SOURCE MATERIAL:
-- begin --

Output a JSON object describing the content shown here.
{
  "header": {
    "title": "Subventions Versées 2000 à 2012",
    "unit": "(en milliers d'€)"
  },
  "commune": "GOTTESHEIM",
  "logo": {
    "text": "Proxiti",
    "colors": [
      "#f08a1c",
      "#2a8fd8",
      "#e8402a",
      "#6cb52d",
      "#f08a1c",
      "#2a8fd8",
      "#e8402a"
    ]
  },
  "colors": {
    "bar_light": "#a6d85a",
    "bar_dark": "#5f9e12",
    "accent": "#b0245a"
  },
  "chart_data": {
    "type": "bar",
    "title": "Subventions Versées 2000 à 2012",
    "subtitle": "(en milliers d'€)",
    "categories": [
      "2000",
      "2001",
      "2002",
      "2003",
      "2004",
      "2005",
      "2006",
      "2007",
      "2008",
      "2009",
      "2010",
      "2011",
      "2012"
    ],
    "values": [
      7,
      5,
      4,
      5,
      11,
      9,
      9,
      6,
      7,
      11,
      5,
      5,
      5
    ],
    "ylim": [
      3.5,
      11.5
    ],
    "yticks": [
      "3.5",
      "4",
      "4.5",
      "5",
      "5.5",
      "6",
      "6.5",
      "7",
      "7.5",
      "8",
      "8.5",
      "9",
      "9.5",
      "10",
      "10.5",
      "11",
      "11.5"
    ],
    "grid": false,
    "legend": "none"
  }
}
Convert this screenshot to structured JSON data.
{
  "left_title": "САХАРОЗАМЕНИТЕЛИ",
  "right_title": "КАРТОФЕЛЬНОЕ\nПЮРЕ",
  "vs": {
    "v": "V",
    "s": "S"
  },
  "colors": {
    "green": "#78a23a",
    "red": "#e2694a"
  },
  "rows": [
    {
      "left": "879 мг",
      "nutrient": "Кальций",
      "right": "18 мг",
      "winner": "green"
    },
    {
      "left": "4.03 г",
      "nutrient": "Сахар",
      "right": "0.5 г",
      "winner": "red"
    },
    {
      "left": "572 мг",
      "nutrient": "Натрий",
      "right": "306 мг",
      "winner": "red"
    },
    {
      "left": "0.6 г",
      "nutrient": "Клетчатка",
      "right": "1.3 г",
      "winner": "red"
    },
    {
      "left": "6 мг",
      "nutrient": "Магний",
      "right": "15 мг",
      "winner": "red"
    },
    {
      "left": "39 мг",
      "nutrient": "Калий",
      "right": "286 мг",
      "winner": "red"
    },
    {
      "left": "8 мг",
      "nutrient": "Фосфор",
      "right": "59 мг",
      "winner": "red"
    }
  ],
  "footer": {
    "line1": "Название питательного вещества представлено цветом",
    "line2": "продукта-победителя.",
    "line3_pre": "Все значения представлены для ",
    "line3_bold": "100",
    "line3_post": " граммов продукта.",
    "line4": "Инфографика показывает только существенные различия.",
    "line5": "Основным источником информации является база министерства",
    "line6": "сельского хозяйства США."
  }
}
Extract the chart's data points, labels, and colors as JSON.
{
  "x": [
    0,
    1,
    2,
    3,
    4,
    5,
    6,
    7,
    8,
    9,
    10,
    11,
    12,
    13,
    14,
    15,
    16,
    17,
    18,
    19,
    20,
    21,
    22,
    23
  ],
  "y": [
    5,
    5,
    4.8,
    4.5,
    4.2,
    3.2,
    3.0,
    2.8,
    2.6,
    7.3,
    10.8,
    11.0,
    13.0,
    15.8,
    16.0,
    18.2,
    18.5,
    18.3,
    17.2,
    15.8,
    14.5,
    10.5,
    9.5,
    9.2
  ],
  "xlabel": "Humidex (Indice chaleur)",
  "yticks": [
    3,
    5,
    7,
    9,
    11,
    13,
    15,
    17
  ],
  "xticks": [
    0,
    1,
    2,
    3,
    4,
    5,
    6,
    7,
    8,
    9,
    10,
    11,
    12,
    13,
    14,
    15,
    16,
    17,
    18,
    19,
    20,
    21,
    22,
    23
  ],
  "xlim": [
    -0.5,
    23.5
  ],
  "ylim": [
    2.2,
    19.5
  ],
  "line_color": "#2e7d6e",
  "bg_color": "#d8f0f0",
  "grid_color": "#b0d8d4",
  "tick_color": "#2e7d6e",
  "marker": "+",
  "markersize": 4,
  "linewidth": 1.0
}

-- end --

WHAT YOU NEED TO DO: Using the listing above, show each line holding the string "nutrient".

REPLY TO THE EXERCISE:
      "nutrient": "Кальций",
      "nutrient": "Сахар",
      "nutrient": "Натрий",
      "nutrient": "Клетчатка",
      "nutrient": "Магний",
      "nutrient": "Калий",
      "nutrient": "Фосфор",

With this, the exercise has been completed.